Task brief: Look through the material below. Copy each line that contains the string "集極開路輸出".

Recorded data:

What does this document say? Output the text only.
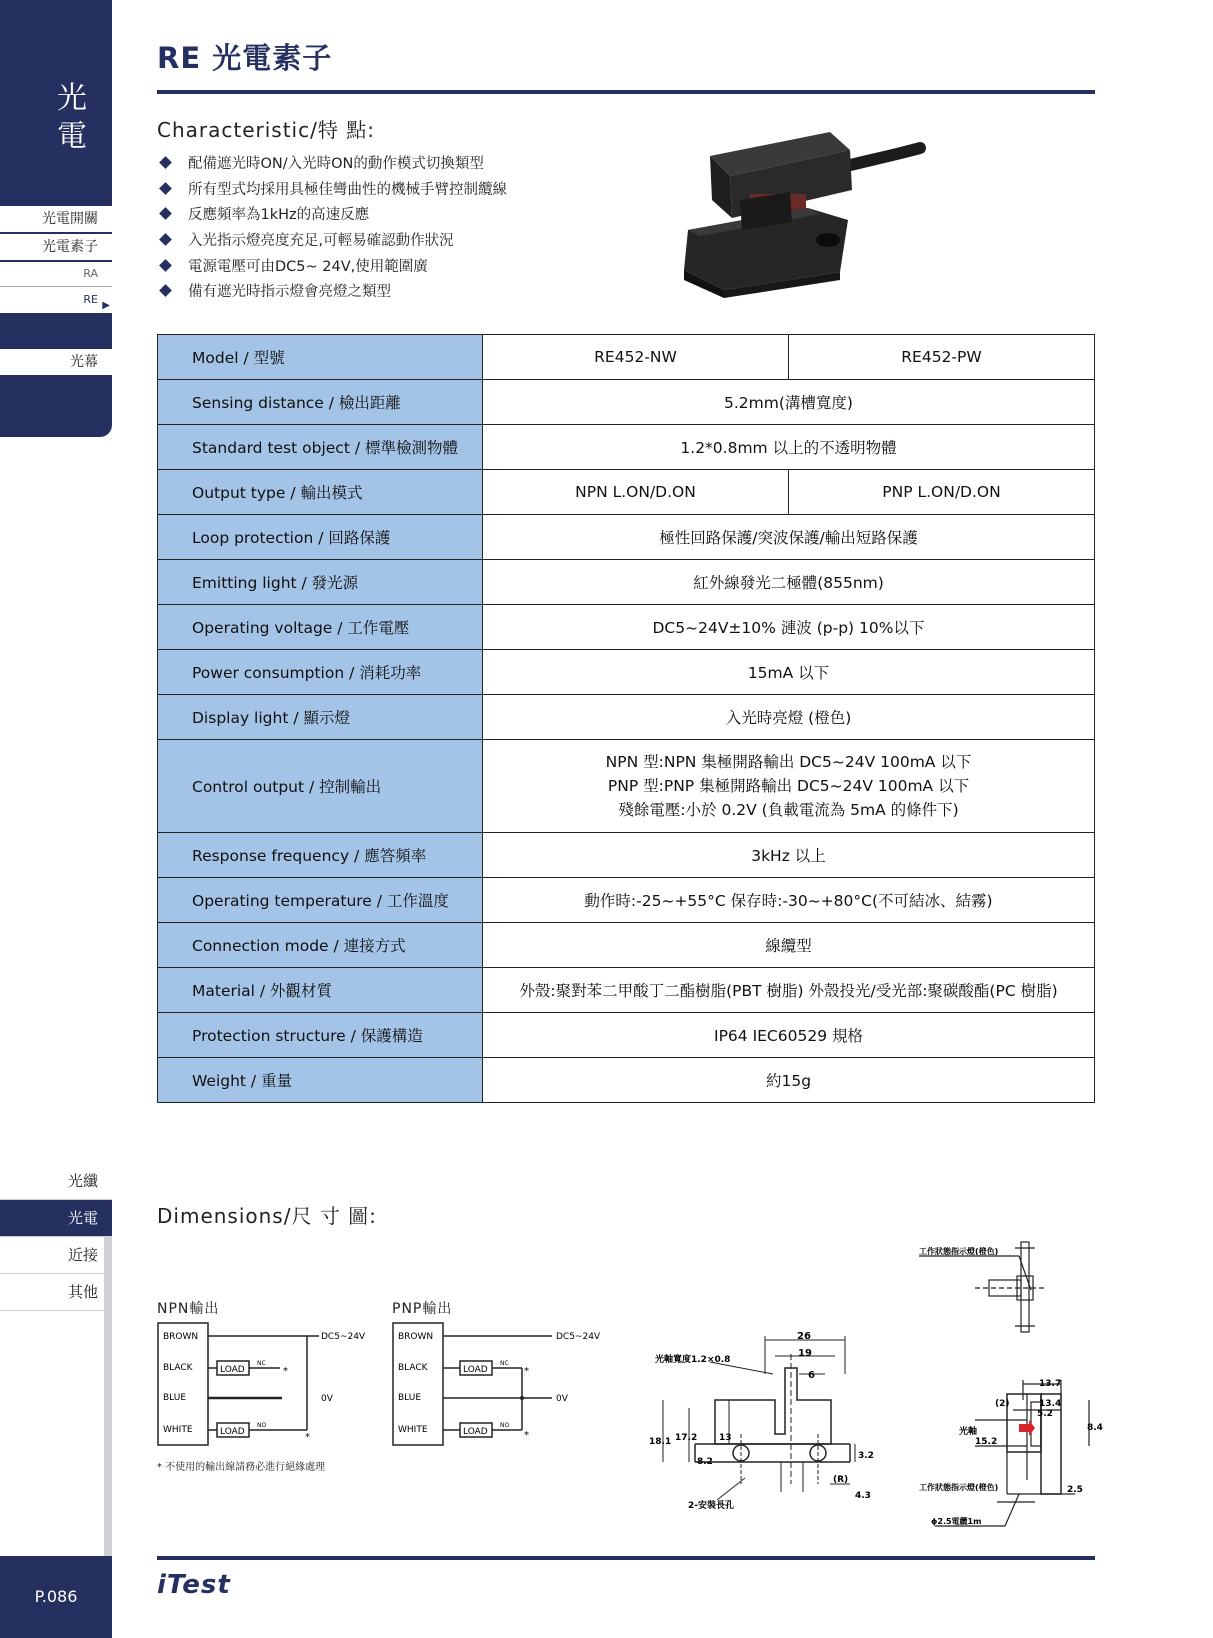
光
電
光電開關
光電素子
RA
RE ▶
光幕
光纖
光電
近接
其他
P.086
RE 光電素子
Characteristic/特 點:
配備遮光時ON/入光時ON的動作模式切換類型
所有型式均採用具極佳彎曲性的機械手臂控制纜線
反應頻率為1kHz的高速反應
入光指示燈亮度充足,可輕易確認動作狀況
電源電壓可由DC5~ 24V,使用範圍廣
備有遮光時指示燈會亮燈之類型
Model / 型號	RE452-NW	RE452-PW
Sensing distance / 檢出距離	5.2mm(溝槽寬度)	
Standard test object / 標準檢測物體	1.2*0.8mm 以上的不透明物體	
Output type / 輸出模式	NPN L.ON/D.ON	PNP L.ON/D.ON
Loop protection / 回路保護	極性回路保護/突波保護/輸出短路保護	
Emitting light / 發光源	紅外線發光二極體(855nm)	
Operating voltage / 工作電壓	DC5~24V±10% 漣波 (p-p) 10%以下	
Power consumption / 消耗功率	15mA 以下	
Display light / 顯示燈	入光時亮燈 (橙色)	
Control output / 控制輸出	NPN 型:NPN 集極開路輸出 DC5~24V 100mA 以下
PNP 型:PNP 集極開路輸出 DC5~24V 100mA 以下
殘餘電壓:小於 0.2V (負載電流為 5mA 的條件下)	

Response frequency / 應答頻率	3kHz 以上	
Operating temperature / 工作溫度	動作時:-25~+55°C 保存時:-30~+80°C(不可結冰、結霧)	
Connection mode / 連接方式	線纜型	
Material / 外觀材質	外殼:聚對苯二甲酸丁二酯樹脂(PBT 樹脂) 外殼投光/受光部:聚碳酸酯(PC 樹脂)	
Protection structure / 保護構造	IP64 IEC60529 規格	
Weight / 重量	約15g	
Dimensions/尺 寸 圖:
NPN輸出	PNP輸出
BROWN
BLACK
BLUE
WHITE
LOAD
NC
*
LOAD
NO
*
DC5~24V
0V
BROWN
BLACK
BLUE
WHITE
LOAD
NC
*
LOAD
NO
*
DC5~24V
0V
* 不使用的輸出線請務必進行絕緣處理
26
19
6
光軸寬度1.2×0.8
18.1 17.2 13
8.2
3.2
(R)
4.3
2-安裝長孔
工作狀態指示燈(橙色)
13.7
13.4
5.2
(2)
光軸
15.2
8.4
2.5
工作狀態指示燈(橙色)
ϕ2.5電纜1m
iTest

Worked answer:
Control output / 控制輸出	NPN 型:NPN 集極開路輸出 DC5~24V 100mA 以下
PNP 型:PNP 集極開路輸出 DC5~24V 100mA 以下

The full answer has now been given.